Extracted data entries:
* BEGIN *

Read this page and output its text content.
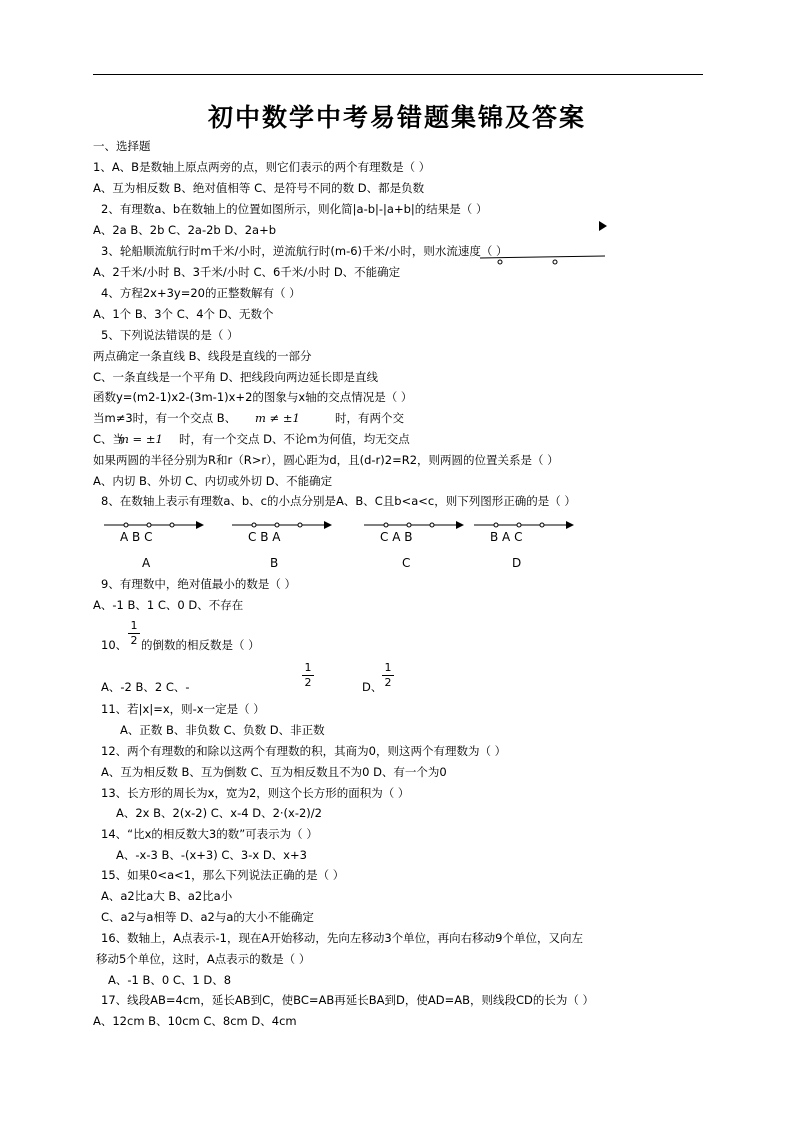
初中数学中考易错题集锦及答案
一、选择题
1、A、B是数轴上原点两旁的点，则它们表示的两个有理数是（ ）
A、互为相反数 B、绝对值相等 C、是符号不同的数 D、都是负数
2、有理数a、b在数轴上的位置如图所示，则化简|a-b|-|a+b|的结果是（ ）
A、2a B、2b C、2a-2b D、2a+b
3、轮船顺流航行时m千米/小时，逆流航行时(m-6)千米/小时，则水流速度（ ）
A、2千米/小时 B、3千米/小时 C、6千米/小时 D、不能确定
4、方程2x+3y=20的正整数解有（ ）
A、1个 B、3个 C、4个 D、无数个
5、下列说法错误的是（ ）
两点确定一条直线 B、线段是直线的一部分
C、一条直线是一个平角 D、把线段向两边延长即是直线
函数y=(m2-1)x2-(3m-1)x+2的图象与x轴的交点情况是（ ）
当m≠3时，有一个交点 B、	时，有两个交
C、当	时，有一个交点 D、不论m为何值，均无交点
如果两圆的半径分别为R和r（R>r），圆心距为d，且(d-r)2=R2，则两圆的位置关系是（ ）
A、内切 B、外切 C、内切或外切 D、不能确定
8、在数轴上表示有理数a、b、c的小点分别是A、B、C且b<a<c，则下列图形正确的是（ ）
9、有理数中，绝对值最小的数是（ ）
A、-1 B、1 C、0 D、不存在
10、 的倒数的相反数是（ ）
A、-2 B、2 C、-	D、
11、若|x|=x，则-x一定是（ ）
A、正数 B、非负数 C、负数 D、非正数
12、两个有理数的和除以这两个有理数的积，其商为0，则这两个有理数为（ ）
A、互为相反数 B、互为倒数 C、互为相反数且不为0 D、有一个为0
13、长方形的周长为x，宽为2，则这个长方形的面积为（ ）
A、2x B、2(x-2) C、x-4 D、2·(x-2)/2
14、“比x的相反数大3的数”可表示为（ ）
A、-x-3 B、-(x+3) C、3-x D、x+3
15、如果0<a<1，那么下列说法正确的是（ ）
A、a2比a大 B、a2比a小
C、a2与a相等 D、a2与a的大小不能确定
16、数轴上，A点表示-1，现在A开始移动，先向左移动3个单位，再向右移动9个单位，又向左
移动5个单位，这时，A点表示的数是（ ）
A、-1 B、0 C、1 D、8
17、线段AB=4cm，延长AB到C，使BC=AB再延长BA到D，使AD=AB，则线段CD的长为（ ）
A、12cm B、10cm C、8cm D、4cm
m ≠ ±1
m = ±1
1
2
1
2
1
2
A B C
A
C B A
B
C A B
C
B A C
D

* END *

> What the task asks
Find each line holding the string "有一个交点" and copy it out.

> Solution
当m≠3时，有一个交点 B、	时，有两个交
C、当	时，有一个交点 D、不论m为何值，均无交点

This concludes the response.